TASK INSTRUCTIONS:
Will you give the material below again, every line exactly as it is?

━━ MATERIAL FOR THIS TASK

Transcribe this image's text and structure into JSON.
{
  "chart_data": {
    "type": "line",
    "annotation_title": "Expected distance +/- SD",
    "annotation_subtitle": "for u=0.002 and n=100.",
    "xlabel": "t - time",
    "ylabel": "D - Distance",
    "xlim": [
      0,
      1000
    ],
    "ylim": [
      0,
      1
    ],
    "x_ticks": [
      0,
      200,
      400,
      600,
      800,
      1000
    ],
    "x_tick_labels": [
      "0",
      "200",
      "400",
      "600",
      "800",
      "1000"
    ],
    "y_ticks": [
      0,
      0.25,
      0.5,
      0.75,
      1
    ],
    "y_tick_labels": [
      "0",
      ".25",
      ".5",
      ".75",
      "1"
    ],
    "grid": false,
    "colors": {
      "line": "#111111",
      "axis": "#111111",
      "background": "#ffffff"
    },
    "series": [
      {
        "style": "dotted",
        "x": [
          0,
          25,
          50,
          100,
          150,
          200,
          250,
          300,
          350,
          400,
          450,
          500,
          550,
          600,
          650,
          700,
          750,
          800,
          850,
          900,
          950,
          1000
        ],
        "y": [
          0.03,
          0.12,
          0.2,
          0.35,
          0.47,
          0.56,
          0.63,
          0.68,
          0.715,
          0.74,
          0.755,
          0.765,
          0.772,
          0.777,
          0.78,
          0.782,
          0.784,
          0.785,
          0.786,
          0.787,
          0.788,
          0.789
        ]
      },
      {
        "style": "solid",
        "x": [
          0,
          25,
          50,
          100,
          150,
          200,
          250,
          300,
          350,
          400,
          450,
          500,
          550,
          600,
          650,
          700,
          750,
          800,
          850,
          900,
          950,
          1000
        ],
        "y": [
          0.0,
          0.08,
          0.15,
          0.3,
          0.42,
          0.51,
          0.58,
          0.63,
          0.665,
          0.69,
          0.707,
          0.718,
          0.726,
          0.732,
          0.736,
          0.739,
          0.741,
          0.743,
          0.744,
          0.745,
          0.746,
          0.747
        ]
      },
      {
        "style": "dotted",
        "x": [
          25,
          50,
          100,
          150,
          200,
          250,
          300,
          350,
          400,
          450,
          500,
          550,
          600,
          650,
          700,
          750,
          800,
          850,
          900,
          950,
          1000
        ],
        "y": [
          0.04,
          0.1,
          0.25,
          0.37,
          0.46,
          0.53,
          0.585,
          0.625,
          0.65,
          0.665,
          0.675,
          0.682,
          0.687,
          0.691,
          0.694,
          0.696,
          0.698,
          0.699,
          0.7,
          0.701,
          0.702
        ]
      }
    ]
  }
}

━━━━

CORRECT OUTPUT:
Transcribe this image's text and structure into JSON.
{
  "chart_data": {
    "type": "line",
    "annotation_title": "Expected distance +/- SD",
    "annotation_subtitle": "for u=0.002 and n=100.",
    "xlabel": "t - time",
    "ylabel": "D - Distance",
    "xlim": [
      0,
      1000
    ],
    "ylim": [
      0,
      1
    ],
    "x_ticks": [
      0,
      200,
      400,
      600,
      800,
      1000
    ],
    "x_tick_labels": [
      "0",
      "200",
      "400",
      "600",
      "800",
      "1000"
    ],
    "y_ticks": [
      0,
      0.25,
      0.5,
      0.75,
      1
    ],
    "y_tick_labels": [
      "0",
      ".25",
      ".5",
      ".75",
      "1"
    ],
    "grid": false,
    "colors": {
      "line": "#111111",
      "axis": "#111111",
      "background": "#ffffff"
    },
    "series": [
      {
        "style": "dotted",
        "x": [
          0,
          25,
          50,
          100,
          150,
          200,
          250,
          300,
          350,
          400,
          450,
          500,
          550,
          600,
          650,
          700,
          750,
          800,
          850,
          900,
          950,
          1000
        ],
        "y": [
          0.03,
          0.12,
          0.2,
          0.35,
          0.47,
          0.56,
          0.63,
          0.68,
          0.715,
          0.74,
          0.755,
          0.765,
          0.772,
          0.777,
          0.78,
          0.782,
          0.784,
          0.785,
          0.786,
          0.787,
          0.788,
          0.789
        ]
      },
      {
        "style": "solid",
        "x": [
          0,
          25,
          50,
          100,
          150,
          200,
          250,
          300,
          350,
          400,
          450,
          500,
          550,
          600,
          650,
          700,
          750,
          800,
          850,
          900,
          950,
          1000
        ],
        "y": [
          0.0,
          0.08,
          0.15,
          0.3,
          0.42,
          0.51,
          0.58,
          0.63,
          0.665,
          0.69,
          0.707,
          0.718,
          0.726,
          0.732,
          0.736,
          0.739,
          0.741,
          0.743,
          0.744,
          0.745,
          0.746,
          0.747
        ]
      },
      {
        "style": "dotted",
        "x": [
          25,
          50,
          100,
          150,
          200,
          250,
          300,
          350,
          400,
          450,
          500,
          550,
          600,
          650,
          700,
          750,
          800,
          850,
          900,
          950,
          1000
        ],
        "y": [
          0.04,
          0.1,
          0.25,
          0.37,
          0.46,
          0.53,
          0.585,
          0.625,
          0.65,
          0.665,
          0.675,
          0.682,
          0.687,
          0.691,
          0.694,
          0.696,
          0.698,
          0.699,
          0.7,
          0.701,
          0.702
        ]
      }
    ]
  }
}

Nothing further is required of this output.